### Records to process
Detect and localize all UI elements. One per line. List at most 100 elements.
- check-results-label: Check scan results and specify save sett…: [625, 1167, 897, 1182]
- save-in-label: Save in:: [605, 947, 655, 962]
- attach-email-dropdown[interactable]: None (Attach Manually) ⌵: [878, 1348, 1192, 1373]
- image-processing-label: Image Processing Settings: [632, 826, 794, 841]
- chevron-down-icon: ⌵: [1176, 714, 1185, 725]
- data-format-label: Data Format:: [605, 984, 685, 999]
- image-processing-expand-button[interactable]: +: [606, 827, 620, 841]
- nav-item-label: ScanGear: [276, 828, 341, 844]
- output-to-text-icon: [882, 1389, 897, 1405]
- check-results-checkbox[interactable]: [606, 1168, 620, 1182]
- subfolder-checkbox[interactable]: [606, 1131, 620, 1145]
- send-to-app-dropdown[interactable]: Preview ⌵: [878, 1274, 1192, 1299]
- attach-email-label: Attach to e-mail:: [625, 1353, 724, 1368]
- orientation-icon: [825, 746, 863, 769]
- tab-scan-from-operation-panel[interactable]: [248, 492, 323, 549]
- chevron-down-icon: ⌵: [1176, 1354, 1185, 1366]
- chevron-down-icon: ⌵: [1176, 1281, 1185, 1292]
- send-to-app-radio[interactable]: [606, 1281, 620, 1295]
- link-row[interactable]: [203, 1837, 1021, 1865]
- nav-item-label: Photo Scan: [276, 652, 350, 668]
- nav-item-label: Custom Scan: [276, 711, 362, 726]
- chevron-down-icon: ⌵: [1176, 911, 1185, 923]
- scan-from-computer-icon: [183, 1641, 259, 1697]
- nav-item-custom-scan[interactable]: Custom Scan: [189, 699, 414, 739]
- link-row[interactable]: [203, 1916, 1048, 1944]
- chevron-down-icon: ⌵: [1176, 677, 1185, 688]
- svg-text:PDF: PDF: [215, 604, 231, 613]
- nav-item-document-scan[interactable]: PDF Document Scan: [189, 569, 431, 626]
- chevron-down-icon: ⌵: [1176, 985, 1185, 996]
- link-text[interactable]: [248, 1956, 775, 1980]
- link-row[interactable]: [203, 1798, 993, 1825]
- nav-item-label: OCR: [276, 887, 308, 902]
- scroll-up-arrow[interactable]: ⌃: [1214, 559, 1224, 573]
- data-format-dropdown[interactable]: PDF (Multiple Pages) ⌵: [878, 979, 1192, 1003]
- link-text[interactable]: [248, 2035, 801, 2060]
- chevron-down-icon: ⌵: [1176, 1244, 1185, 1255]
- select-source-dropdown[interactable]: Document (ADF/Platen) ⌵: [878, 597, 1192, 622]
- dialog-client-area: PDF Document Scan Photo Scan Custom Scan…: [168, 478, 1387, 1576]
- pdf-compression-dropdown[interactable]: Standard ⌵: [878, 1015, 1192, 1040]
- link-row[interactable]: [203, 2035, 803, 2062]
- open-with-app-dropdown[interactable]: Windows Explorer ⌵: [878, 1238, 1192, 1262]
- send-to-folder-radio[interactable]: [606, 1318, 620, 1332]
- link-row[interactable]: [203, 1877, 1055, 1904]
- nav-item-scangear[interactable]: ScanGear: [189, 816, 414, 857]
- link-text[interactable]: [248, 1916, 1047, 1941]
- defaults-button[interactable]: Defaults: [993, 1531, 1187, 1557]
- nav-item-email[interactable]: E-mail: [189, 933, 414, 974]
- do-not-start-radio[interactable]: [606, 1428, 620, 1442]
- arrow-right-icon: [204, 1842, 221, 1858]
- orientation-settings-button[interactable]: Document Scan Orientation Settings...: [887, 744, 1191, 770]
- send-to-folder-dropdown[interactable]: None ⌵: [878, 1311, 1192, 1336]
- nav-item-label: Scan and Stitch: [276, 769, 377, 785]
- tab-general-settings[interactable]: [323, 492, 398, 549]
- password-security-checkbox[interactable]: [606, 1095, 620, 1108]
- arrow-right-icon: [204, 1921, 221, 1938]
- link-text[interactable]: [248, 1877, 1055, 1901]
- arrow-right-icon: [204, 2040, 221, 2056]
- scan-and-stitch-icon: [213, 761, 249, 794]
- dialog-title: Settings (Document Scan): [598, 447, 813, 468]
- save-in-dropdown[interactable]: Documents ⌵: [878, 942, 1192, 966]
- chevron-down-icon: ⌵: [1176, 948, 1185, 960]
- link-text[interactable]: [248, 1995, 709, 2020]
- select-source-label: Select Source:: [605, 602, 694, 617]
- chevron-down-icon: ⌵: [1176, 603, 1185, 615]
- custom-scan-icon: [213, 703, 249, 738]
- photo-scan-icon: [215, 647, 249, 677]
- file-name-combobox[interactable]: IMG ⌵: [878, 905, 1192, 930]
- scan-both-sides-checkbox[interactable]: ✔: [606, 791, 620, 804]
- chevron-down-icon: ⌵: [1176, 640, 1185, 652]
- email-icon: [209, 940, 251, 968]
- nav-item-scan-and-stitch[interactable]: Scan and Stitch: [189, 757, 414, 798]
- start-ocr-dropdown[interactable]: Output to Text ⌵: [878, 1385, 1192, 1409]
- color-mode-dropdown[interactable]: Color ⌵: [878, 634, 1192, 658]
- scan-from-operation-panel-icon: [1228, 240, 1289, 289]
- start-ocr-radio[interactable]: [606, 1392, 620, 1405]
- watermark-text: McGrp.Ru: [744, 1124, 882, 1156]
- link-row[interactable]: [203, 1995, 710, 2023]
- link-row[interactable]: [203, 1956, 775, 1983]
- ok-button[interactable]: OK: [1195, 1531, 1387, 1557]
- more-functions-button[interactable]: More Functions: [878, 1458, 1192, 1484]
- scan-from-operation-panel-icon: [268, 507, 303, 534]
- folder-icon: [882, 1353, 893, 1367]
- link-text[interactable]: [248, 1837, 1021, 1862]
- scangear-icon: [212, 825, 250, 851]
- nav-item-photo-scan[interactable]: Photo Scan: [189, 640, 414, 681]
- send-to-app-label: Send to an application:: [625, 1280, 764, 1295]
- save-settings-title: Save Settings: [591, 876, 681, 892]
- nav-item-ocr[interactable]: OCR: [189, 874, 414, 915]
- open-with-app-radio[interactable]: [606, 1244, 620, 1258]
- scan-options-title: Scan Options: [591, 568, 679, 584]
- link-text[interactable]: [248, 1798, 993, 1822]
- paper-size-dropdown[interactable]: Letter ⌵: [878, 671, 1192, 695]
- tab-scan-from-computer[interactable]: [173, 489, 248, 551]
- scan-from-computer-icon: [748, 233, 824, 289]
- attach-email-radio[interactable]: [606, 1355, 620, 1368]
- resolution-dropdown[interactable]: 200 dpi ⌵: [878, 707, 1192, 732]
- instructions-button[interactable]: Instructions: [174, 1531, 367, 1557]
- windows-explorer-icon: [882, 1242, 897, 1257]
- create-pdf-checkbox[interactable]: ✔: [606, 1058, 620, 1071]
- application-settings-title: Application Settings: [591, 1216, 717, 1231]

### Problem to solve
Please copy out the material above word for word, beginning with its first line and stopping after the line that contains "- link-row[interactable]: [203, 1798, 993, 1825]", with that line included.

### Solution for this exercise
Detect and localize all UI elements. One per line. List at most 100 elements.
- check-results-label: Check scan results and specify save sett…: [625, 1167, 897, 1182]
- save-in-label: Save in:: [605, 947, 655, 962]
- attach-email-dropdown[interactable]: None (Attach Manually) ⌵: [878, 1348, 1192, 1373]
- image-processing-label: Image Processing Settings: [632, 826, 794, 841]
- chevron-down-icon: ⌵: [1176, 714, 1185, 725]
- data-format-label: Data Format:: [605, 984, 685, 999]
- image-processing-expand-button[interactable]: +: [606, 827, 620, 841]
- nav-item-label: ScanGear: [276, 828, 341, 844]
- output-to-text-icon: [882, 1389, 897, 1405]
- check-results-checkbox[interactable]: [606, 1168, 620, 1182]
- subfolder-checkbox[interactable]: [606, 1131, 620, 1145]
- send-to-app-dropdown[interactable]: Preview ⌵: [878, 1274, 1192, 1299]
- attach-email-label: Attach to e-mail:: [625, 1353, 724, 1368]
- orientation-icon: [825, 746, 863, 769]
- tab-scan-from-operation-panel[interactable]: [248, 492, 323, 549]
- chevron-down-icon: ⌵: [1176, 1354, 1185, 1366]
- chevron-down-icon: ⌵: [1176, 1281, 1185, 1292]
- send-to-app-radio[interactable]: [606, 1281, 620, 1295]
- link-row[interactable]: [203, 1837, 1021, 1865]
- nav-item-label: Photo Scan: [276, 652, 350, 668]
- nav-item-label: Custom Scan: [276, 711, 362, 726]
- chevron-down-icon: ⌵: [1176, 911, 1185, 923]
- scan-from-computer-icon: [183, 1641, 259, 1697]
- nav-item-custom-scan[interactable]: Custom Scan: [189, 699, 414, 739]
- link-row[interactable]: [203, 1916, 1048, 1944]
- chevron-down-icon: ⌵: [1176, 677, 1185, 688]
- svg-text:PDF: PDF: [215, 604, 231, 613]
- nav-item-document-scan[interactable]: PDF Document Scan: [189, 569, 431, 626]
- chevron-down-icon: ⌵: [1176, 985, 1185, 996]
- link-text[interactable]: [248, 1956, 775, 1980]
- link-row[interactable]: [203, 1798, 993, 1825]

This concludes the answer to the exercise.